Data entries
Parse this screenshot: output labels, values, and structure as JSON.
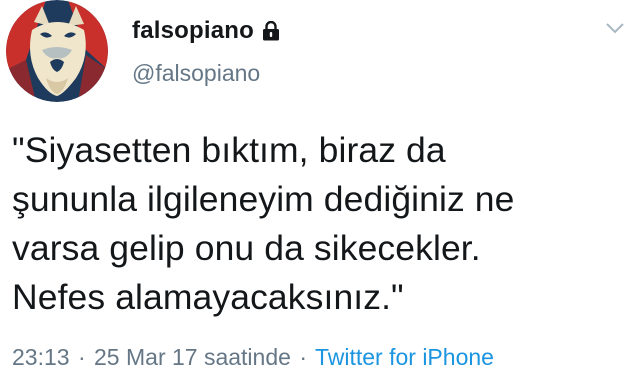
{
  "profile": {
    "display_name": "falsopiano",
    "handle": "@falsopiano",
    "protected": true
  },
  "tweet": {
    "lines": [
      "\"Siyasetten bıktım, biraz da",
      "şununla ilgileneyim dediğiniz ne",
      "varsa gelip onu da sikecekler.",
      "Nefes alamayacaksınız.\""
    ],
    "time": "23:13",
    "separator": "·",
    "date": "25 Mar 17 saatinde",
    "source": "Twitter for iPhone"
  },
  "colors": {
    "text": "#14171a",
    "secondary": "#657786",
    "link": "#1b95e0"
  },
  "icons": {
    "lock": "lock-icon",
    "menu": "chevron-down-icon",
    "avatar": "avatar"
  }
}
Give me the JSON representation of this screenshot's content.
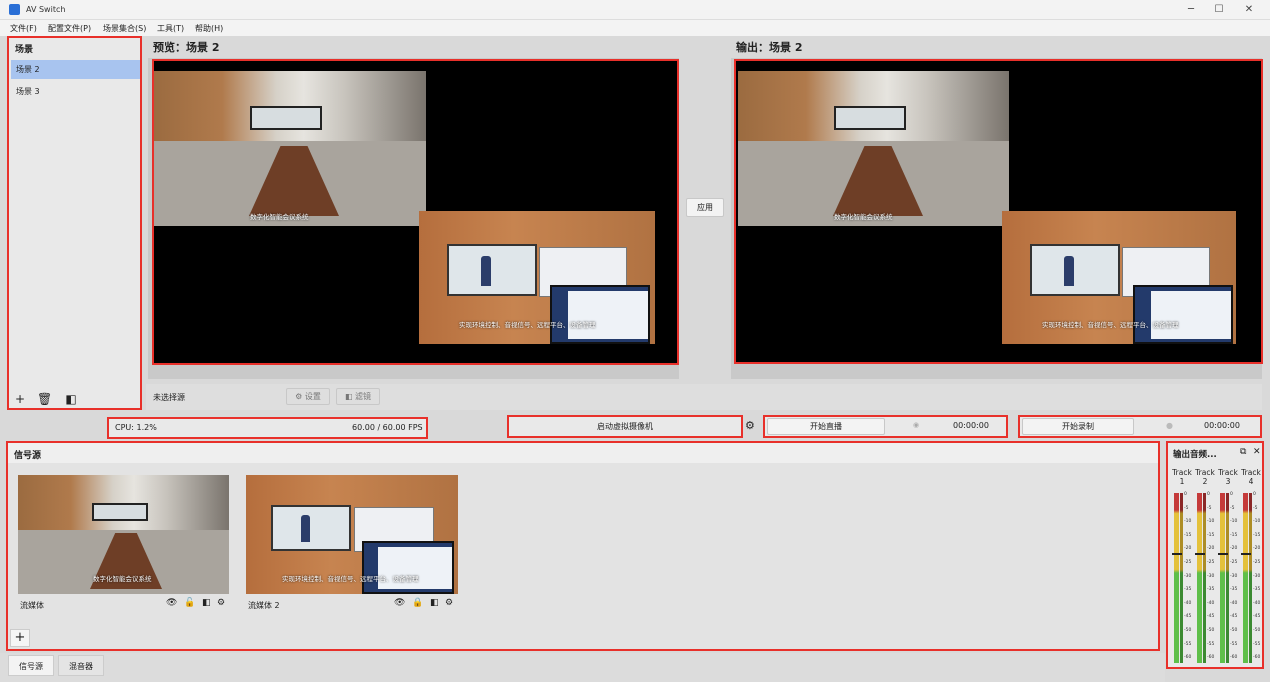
{
  "window": {
    "title": "AV Switch"
  },
  "menu": [
    "文件(F)",
    "配置文件(P)",
    "场景集合(S)",
    "工具(T)",
    "帮助(H)"
  ],
  "scenes": {
    "header": "场景",
    "items": [
      "场景 2",
      "场景 3"
    ],
    "selected": "场景 2"
  },
  "preview": {
    "title": "预览：场景 2",
    "caption_top": "数字化智能会议系统",
    "caption_bottom": "实现环境控制、音视信号、远程平台、设备管理",
    "apply_button": "应用"
  },
  "output": {
    "title": "输出：场景 2",
    "caption_top": "数字化智能会议系统",
    "caption_bottom": "实现环境控制、音视信号、远程平台、设备管理"
  },
  "source_toolbar": {
    "status": "未选择源",
    "settings": "设置",
    "filters": "滤镜"
  },
  "status": {
    "cpu": "CPU: 1.2%",
    "fps": "60.00 / 60.00 FPS"
  },
  "virtual_camera": {
    "label": "启动虚拟摄像机"
  },
  "stream": {
    "label": "开始直播",
    "time": "00:00:00"
  },
  "record": {
    "label": "开始录制",
    "time": "00:00:00"
  },
  "sources": {
    "header": "信号源",
    "items": [
      {
        "name": "流媒体",
        "caption": "数字化智能会议系统"
      },
      {
        "name": "流媒体 2",
        "caption": "实现环境控制、音视信号、远程平台、设备管理"
      }
    ]
  },
  "audio": {
    "header": "输出音频...",
    "tracks": [
      {
        "label": "Track",
        "num": "1"
      },
      {
        "label": "Track",
        "num": "2"
      },
      {
        "label": "Track",
        "num": "3"
      },
      {
        "label": "Track",
        "num": "4"
      }
    ],
    "scale": [
      "0",
      "-5",
      "-10",
      "-15",
      "-20",
      "-25",
      "-30",
      "-35",
      "-40",
      "-45",
      "-50",
      "-55",
      "-60"
    ]
  },
  "tabs": [
    "信号源",
    "混音器"
  ]
}
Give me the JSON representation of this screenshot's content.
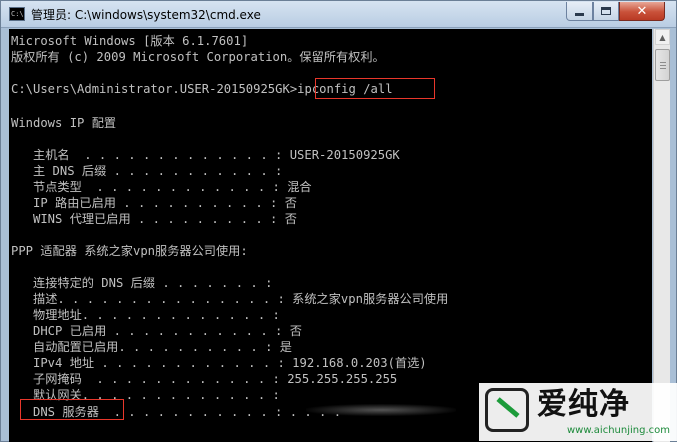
{
  "window": {
    "title": "管理员: C:\\windows\\system32\\cmd.exe",
    "app_icon": "cmd-icon",
    "icon_text": "C:\\"
  },
  "console": {
    "lines": [
      "Microsoft Windows [版本 6.1.7601]",
      "版权所有 (c) 2009 Microsoft Corporation。保留所有权利。",
      "",
      "C:\\Users\\Administrator.USER-20150925GK>ipconfig /all",
      "",
      "Windows IP 配置",
      "",
      "   主机名  . . . . . . . . . . . . . : USER-20150925GK",
      "   主 DNS 后缀 . . . . . . . . . . . :",
      "   节点类型  . . . . . . . . . . . . : 混合",
      "   IP 路由已启用 . . . . . . . . . . : 否",
      "   WINS 代理已启用 . . . . . . . . . : 否",
      "",
      "PPP 适配器 系统之家vpn服务器公司使用:",
      "",
      "   连接特定的 DNS 后缀 . . . . . . . :",
      "   描述. . . . . . . . . . . . . . . : 系统之家vpn服务器公司使用",
      "   物理地址. . . . . . . . . . . . . :",
      "   DHCP 已启用 . . . . . . . . . . . : 否",
      "   自动配置已启用. . . . . . . . . . : 是",
      "   IPv4 地址 . . . . . . . . . . . . : 192.168.0.203(首选)",
      "   子网掩码  . . . . . . . . . . . . : 255.255.255.255",
      "   默认网关. . . . . . . . . . . . . :",
      "   DNS 服务器  . . . . . . . . . . . : . . . ."
    ]
  },
  "watermark": {
    "brand": "爱纯净",
    "url": "www.aichunjing.com"
  },
  "colors": {
    "console_bg": "#000000",
    "console_fg": "#c0c0c0",
    "highlight": "#e8372b"
  }
}
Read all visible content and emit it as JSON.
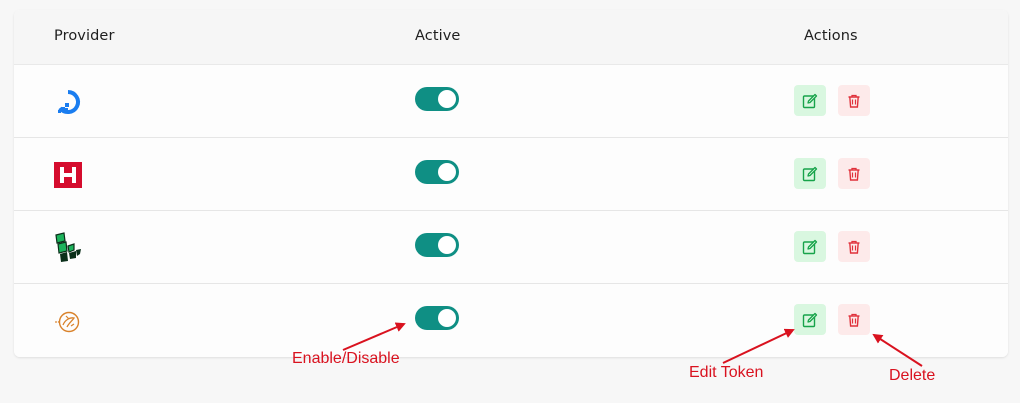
{
  "table": {
    "headers": {
      "provider": "Provider",
      "active": "Active",
      "actions": "Actions"
    },
    "rows": [
      {
        "provider_icon": "digitalocean-icon",
        "active": true
      },
      {
        "provider_icon": "hetzner-icon",
        "active": true
      },
      {
        "provider_icon": "linode-icon",
        "active": true
      },
      {
        "provider_icon": "vultr-sun-icon",
        "active": true
      }
    ]
  },
  "annotations": {
    "enable_disable": "Enable/Disable",
    "edit_token": "Edit Token",
    "delete": "Delete"
  },
  "colors": {
    "toggle_on": "#0f8f84",
    "edit_bg": "#d9f7e0",
    "edit_icon": "#17a34a",
    "delete_bg": "#fdeaea",
    "delete_icon": "#e0313b",
    "annotation": "#d9121f"
  }
}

TASK DESCRIPTION: Return each line exactly as written. Any picture gets left out.

ANSWER TO THIS PROBLEM:
Parse this screenshot: output labels, values, and structure as JSON.
{
  "profile": {
    "display_name": "falsopiano",
    "handle": "@falsopiano",
    "protected": true
  },
  "tweet": {
    "lines": [
      "\"Siyasetten bıktım, biraz da",
      "şununla ilgileneyim dediğiniz ne",
      "varsa gelip onu da sikecekler.",
      "Nefes alamayacaksınız.\""
    ],
    "time": "23:13",
    "separator": "·",
    "date": "25 Mar 17 saatinde",
    "source": "Twitter for iPhone"
  },
  "colors": {
    "text": "#14171a",
    "secondary": "#657786",
    "link": "#1b95e0"
  },
  "icons": {
    "lock": "lock-icon",
    "menu": "chevron-down-icon",
    "avatar": "avatar"
  }
}
Give me the JSON representation of this screenshot's content.
{
  "window": {
    "title": "AV Switch"
  },
  "menu": [
    "文件(F)",
    "配置文件(P)",
    "场景集合(S)",
    "工具(T)",
    "帮助(H)"
  ],
  "scenes": {
    "header": "场景",
    "items": [
      "场景 2",
      "场景 3"
    ],
    "selected": "场景 2"
  },
  "preview": {
    "title": "预览：场景 2",
    "caption_top": "数字化智能会议系统",
    "caption_bottom": "实现环境控制、音视信号、远程平台、设备管理",
    "apply_button": "应用"
  },
  "output": {
    "title": "输出：场景 2",
    "caption_top": "数字化智能会议系统",
    "caption_bottom": "实现环境控制、音视信号、远程平台、设备管理"
  },
  "source_toolbar": {
    "status": "未选择源",
    "settings": "设置",
    "filters": "滤镜"
  },
  "status": {
    "cpu": "CPU: 1.2%",
    "fps": "60.00 / 60.00 FPS"
  },
  "virtual_camera": {
    "label": "启动虚拟摄像机"
  },
  "stream": {
    "label": "开始直播",
    "time": "00:00:00"
  },
  "record": {
    "label": "开始录制",
    "time": "00:00:00"
  },
  "sources": {
    "header": "信号源",
    "items": [
      {
        "name": "流媒体",
        "caption": "数字化智能会议系统"
      },
      {
        "name": "流媒体 2",
        "caption": "实现环境控制、音视信号、远程平台、设备管理"
      }
    ]
  },
  "audio": {
    "header": "输出音频...",
    "tracks": [
      {
        "label": "Track",
        "num": "1"
      },
      {
        "label": "Track",
        "num": "2"
      },
      {
        "label": "Track",
        "num": "3"
      },
      {
        "label": "Track",
        "num": "4"
      }
    ],
    "scale": [
      "0",
      "-5",
      "-10",
      "-15",
      "-20",
      "-25",
      "-30",
      "-35",
      "-40",
      "-45",
      "-50",
      "-55",
      "-60"
    ]
  },
  "tabs": [
    "信号源",
    "混音器"
  ]
}
Give me the JSON representation of this screenshot's content.
{
  "window": {
    "title": "管理员: C:\\windows\\system32\\cmd.exe",
    "app_icon": "cmd-icon",
    "icon_text": "C:\\"
  },
  "console": {
    "lines": [
      "Microsoft Windows [版本 6.1.7601]",
      "版权所有 (c) 2009 Microsoft Corporation。保留所有权利。",
      "",
      "C:\\Users\\Administrator.USER-20150925GK>ipconfig /all",
      "",
      "Windows IP 配置",
      "",
      "   主机名  . . . . . . . . . . . . . : USER-20150925GK",
      "   主 DNS 后缀 . . . . . . . . . . . :",
      "   节点类型  . . . . . . . . . . . . : 混合",
      "   IP 路由已启用 . . . . . . . . . . : 否",
      "   WINS 代理已启用 . . . . . . . . . : 否",
      "",
      "PPP 适配器 系统之家vpn服务器公司使用:",
      "",
      "   连接特定的 DNS 后缀 . . . . . . . :",
      "   描述. . . . . . . . . . . . . . . : 系统之家vpn服务器公司使用",
      "   物理地址. . . . . . . . . . . . . :",
      "   DHCP 已启用 . . . . . . . . . . . : 否",
      "   自动配置已启用. . . . . . . . . . : 是",
      "   IPv4 地址 . . . . . . . . . . . . : 192.168.0.203(首选)",
      "   子网掩码  . . . . . . . . . . . . : 255.255.255.255",
      "   默认网关. . . . . . . . . . . . . :",
      "   DNS 服务器  . . . . . . . . . . . : . . . ."
    ]
  },
  "watermark": {
    "brand": "爱纯净",
    "url": "www.aichunjing.com"
  },
  "colors": {
    "console_bg": "#000000",
    "console_fg": "#c0c0c0",
    "highlight": "#e8372b"
  }
}
Read all visible content and emit it as JSON.
{
  "table": {
    "headers": {
      "provider": "Provider",
      "active": "Active",
      "actions": "Actions"
    },
    "rows": [
      {
        "provider_icon": "digitalocean-icon",
        "active": true
      },
      {
        "provider_icon": "hetzner-icon",
        "active": true
      },
      {
        "provider_icon": "linode-icon",
        "active": true
      },
      {
        "provider_icon": "vultr-sun-icon",
        "active": true
      }
    ]
  },
  "annotations": {
    "enable_disable": "Enable/Disable",
    "edit_token": "Edit Token",
    "delete": "Delete"
  },
  "colors": {
    "toggle_on": "#0f8f84",
    "edit_bg": "#d9f7e0",
    "edit_icon": "#17a34a",
    "delete_bg": "#fdeaea",
    "delete_icon": "#e0313b",
    "annotation": "#d9121f"
  }
}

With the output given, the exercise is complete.